_Task to complete_: Your task is to extract every line from the material below exactly.

_Data for processing_:
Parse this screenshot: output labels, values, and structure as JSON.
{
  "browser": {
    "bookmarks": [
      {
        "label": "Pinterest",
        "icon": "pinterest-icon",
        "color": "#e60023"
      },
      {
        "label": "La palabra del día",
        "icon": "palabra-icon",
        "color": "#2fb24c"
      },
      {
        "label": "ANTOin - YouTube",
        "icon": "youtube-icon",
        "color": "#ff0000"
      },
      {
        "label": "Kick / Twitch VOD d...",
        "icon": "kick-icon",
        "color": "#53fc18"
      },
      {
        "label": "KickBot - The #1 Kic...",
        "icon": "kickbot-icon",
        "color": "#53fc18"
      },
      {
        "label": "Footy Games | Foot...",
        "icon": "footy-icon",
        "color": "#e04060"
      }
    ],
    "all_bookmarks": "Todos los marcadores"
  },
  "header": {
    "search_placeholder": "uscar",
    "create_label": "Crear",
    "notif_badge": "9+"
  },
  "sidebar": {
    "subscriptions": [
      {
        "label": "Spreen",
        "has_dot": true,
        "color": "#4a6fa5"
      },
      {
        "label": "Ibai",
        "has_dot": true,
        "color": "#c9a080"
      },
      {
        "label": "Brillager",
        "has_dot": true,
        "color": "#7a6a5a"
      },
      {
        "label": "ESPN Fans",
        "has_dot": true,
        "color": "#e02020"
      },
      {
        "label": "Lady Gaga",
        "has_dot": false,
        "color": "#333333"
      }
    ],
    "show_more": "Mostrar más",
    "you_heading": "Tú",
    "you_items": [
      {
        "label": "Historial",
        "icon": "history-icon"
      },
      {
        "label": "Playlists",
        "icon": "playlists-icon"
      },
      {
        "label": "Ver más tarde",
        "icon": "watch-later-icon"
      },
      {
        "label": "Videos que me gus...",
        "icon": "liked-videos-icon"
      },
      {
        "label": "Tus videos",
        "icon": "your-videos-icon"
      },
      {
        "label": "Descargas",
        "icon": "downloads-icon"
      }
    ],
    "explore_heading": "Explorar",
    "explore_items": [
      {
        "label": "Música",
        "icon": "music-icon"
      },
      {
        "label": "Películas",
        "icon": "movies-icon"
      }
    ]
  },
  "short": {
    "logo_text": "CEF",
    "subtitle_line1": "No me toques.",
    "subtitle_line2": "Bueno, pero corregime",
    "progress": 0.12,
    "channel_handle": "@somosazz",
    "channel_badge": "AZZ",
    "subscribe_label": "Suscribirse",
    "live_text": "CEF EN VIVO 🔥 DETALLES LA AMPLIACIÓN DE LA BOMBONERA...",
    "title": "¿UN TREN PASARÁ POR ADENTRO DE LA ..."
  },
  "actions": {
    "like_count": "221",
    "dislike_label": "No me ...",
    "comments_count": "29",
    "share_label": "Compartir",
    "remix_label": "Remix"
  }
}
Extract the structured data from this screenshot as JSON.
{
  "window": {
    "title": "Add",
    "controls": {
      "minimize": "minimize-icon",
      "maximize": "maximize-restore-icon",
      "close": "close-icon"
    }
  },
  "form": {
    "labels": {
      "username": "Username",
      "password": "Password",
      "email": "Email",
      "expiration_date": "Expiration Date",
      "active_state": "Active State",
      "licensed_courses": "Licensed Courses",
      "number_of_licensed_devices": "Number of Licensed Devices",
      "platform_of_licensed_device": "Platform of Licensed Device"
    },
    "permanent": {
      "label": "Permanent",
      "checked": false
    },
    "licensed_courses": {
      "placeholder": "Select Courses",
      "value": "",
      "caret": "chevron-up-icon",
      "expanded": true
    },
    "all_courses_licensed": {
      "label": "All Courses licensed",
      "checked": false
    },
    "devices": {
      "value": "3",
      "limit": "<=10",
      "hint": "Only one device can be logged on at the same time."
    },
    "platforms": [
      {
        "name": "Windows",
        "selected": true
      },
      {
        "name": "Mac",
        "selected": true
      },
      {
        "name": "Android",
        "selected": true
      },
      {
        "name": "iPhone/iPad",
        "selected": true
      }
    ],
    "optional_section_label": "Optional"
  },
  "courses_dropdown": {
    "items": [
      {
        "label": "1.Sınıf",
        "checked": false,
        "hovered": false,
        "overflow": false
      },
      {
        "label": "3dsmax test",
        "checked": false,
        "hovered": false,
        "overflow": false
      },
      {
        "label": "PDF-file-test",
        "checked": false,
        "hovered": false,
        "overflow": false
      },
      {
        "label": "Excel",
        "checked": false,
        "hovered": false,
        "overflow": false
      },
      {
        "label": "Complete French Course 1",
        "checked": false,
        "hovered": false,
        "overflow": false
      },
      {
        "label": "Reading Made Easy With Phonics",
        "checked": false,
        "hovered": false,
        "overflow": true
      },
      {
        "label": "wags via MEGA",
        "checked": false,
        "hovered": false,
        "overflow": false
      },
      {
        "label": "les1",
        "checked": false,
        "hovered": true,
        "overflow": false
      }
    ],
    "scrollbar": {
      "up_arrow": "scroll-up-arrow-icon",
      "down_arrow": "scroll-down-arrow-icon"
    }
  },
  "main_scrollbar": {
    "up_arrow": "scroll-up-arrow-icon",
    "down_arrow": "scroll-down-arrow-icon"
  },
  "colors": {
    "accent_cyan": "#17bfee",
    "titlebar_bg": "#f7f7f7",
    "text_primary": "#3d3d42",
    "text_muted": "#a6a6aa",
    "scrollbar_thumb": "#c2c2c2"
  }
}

_Response to this task_:
Parse this screenshot: output labels, values, and structure as JSON.
{
  "browser": {
    "bookmarks": [
      {
        "label": "Pinterest",
        "icon": "pinterest-icon",
        "color": "#e60023"
      },
      {
        "label": "La palabra del día",
        "icon": "palabra-icon",
        "color": "#2fb24c"
      },
      {
        "label": "ANTOin - YouTube",
        "icon": "youtube-icon",
        "color": "#ff0000"
      },
      {
        "label": "Kick / Twitch VOD d...",
        "icon": "kick-icon",
        "color": "#53fc18"
      },
      {
        "label": "KickBot - The #1 Kic...",
        "icon": "kickbot-icon",
        "color": "#53fc18"
      },
      {
        "label": "Footy Games | Foot...",
        "icon": "footy-icon",
        "color": "#e04060"
      }
    ],
    "all_bookmarks": "Todos los marcadores"
  },
  "header": {
    "search_placeholder": "uscar",
    "create_label": "Crear",
    "notif_badge": "9+"
  },
  "sidebar": {
    "subscriptions": [
      {
        "label": "Spreen",
        "has_dot": true,
        "color": "#4a6fa5"
      },
      {
        "label": "Ibai",
        "has_dot": true,
        "color": "#c9a080"
      },
      {
        "label": "Brillager",
        "has_dot": true,
        "color": "#7a6a5a"
      },
      {
        "label": "ESPN Fans",
        "has_dot": true,
        "color": "#e02020"
      },
      {
        "label": "Lady Gaga",
        "has_dot": false,
        "color": "#333333"
      }
    ],
    "show_more": "Mostrar más",
    "you_heading": "Tú",
    "you_items": [
      {
        "label": "Historial",
        "icon": "history-icon"
      },
      {
        "label": "Playlists",
        "icon": "playlists-icon"
      },
      {
        "label": "Ver más tarde",
        "icon": "watch-later-icon"
      },
      {
        "label": "Videos que me gus...",
        "icon": "liked-videos-icon"
      },
      {
        "label": "Tus videos",
        "icon": "your-videos-icon"
      },
      {
        "label": "Descargas",
        "icon": "downloads-icon"
      }
    ],
    "explore_heading": "Explorar",
    "explore_items": [
      {
        "label": "Música",
        "icon": "music-icon"
      },
      {
        "label": "Películas",
        "icon": "movies-icon"
      }
    ]
  },
  "short": {
    "logo_text": "CEF",
    "subtitle_line1": "No me toques.",
    "subtitle_line2": "Bueno, pero corregime",
    "progress": 0.12,
    "channel_handle": "@somosazz",
    "channel_badge": "AZZ",
    "subscribe_label": "Suscribirse",
    "live_text": "CEF EN VIVO 🔥 DETALLES LA AMPLIACIÓN DE LA BOMBONERA...",
    "title": "¿UN TREN PASARÁ POR ADENTRO DE LA ..."
  },
  "actions": {
    "like_count": "221",
    "dislike_label": "No me ...",
    "comments_count": "29",
    "share_label": "Compartir",
    "remix_label": "Remix"
  }
}
Extract the structured data from this screenshot as JSON.
{
  "window": {
    "title": "Add",
    "controls": {
      "minimize": "minimize-icon",
      "maximize": "maximize-restore-icon",
      "close": "close-icon"
    }
  },
  "form": {
    "labels": {
      "username": "Username",
      "password": "Password",
      "email": "Email",
      "expiration_date": "Expiration Date",
      "active_state": "Active State",
      "licensed_courses": "Licensed Courses",
      "number_of_licensed_devices": "Number of Licensed Devices",
      "platform_of_licensed_device": "Platform of Licensed Device"
    },
    "permanent": {
      "label": "Permanent",
      "checked": false
    },
    "licensed_courses": {
      "placeholder": "Select Courses",
      "value": "",
      "caret": "chevron-up-icon",
      "expanded": true
    },
    "all_courses_licensed": {
      "label": "All Courses licensed",
      "checked": false
    },
    "devices": {
      "value": "3",
      "limit": "<=10",
      "hint": "Only one device can be logged on at the same time."
    },
    "platforms": [
      {
        "name": "Windows",
        "selected": true
      },
      {
        "name": "Mac",
        "selected": true
      },
      {
        "name": "Android",
        "selected": true
      },
      {
        "name": "iPhone/iPad",
        "selected": true
      }
    ],
    "optional_section_label": "Optional"
  },
  "courses_dropdown": {
    "items": [
      {
        "label": "1.Sınıf",
        "checked": false,
        "hovered": false,
        "overflow": false
      },
      {
        "label": "3dsmax test",
        "checked": false,
        "hovered": false,
        "overflow": false
      },
      {
        "label": "PDF-file-test",
        "checked": false,
        "hovered": false,
        "overflow": false
      },
      {
        "label": "Excel",
        "checked": false,
        "hovered": false,
        "overflow": false
      },
      {
        "label": "Complete French Course 1",
        "checked": false,
        "hovered": false,
        "overflow": false
      },
      {
        "label": "Reading Made Easy With Phonics",
        "checked": false,
        "hovered": false,
        "overflow": true
      },
      {
        "label": "wags via MEGA",
        "checked": false,
        "hovered": false,
        "overflow": false
      },
      {
        "label": "les1",
        "checked": false,
        "hovered": true,
        "overflow": false
      }
    ],
    "scrollbar": {
      "up_arrow": "scroll-up-arrow-icon",
      "down_arrow": "scroll-down-arrow-icon"
    }
  },
  "main_scrollbar": {
    "up_arrow": "scroll-up-arrow-icon",
    "down_arrow": "scroll-down-arrow-icon"
  },
  "colors": {
    "accent_cyan": "#17bfee",
    "titlebar_bg": "#f7f7f7",
    "text_primary": "#3d3d42",
    "text_muted": "#a6a6aa",
    "scrollbar_thumb": "#c2c2c2"
  }
}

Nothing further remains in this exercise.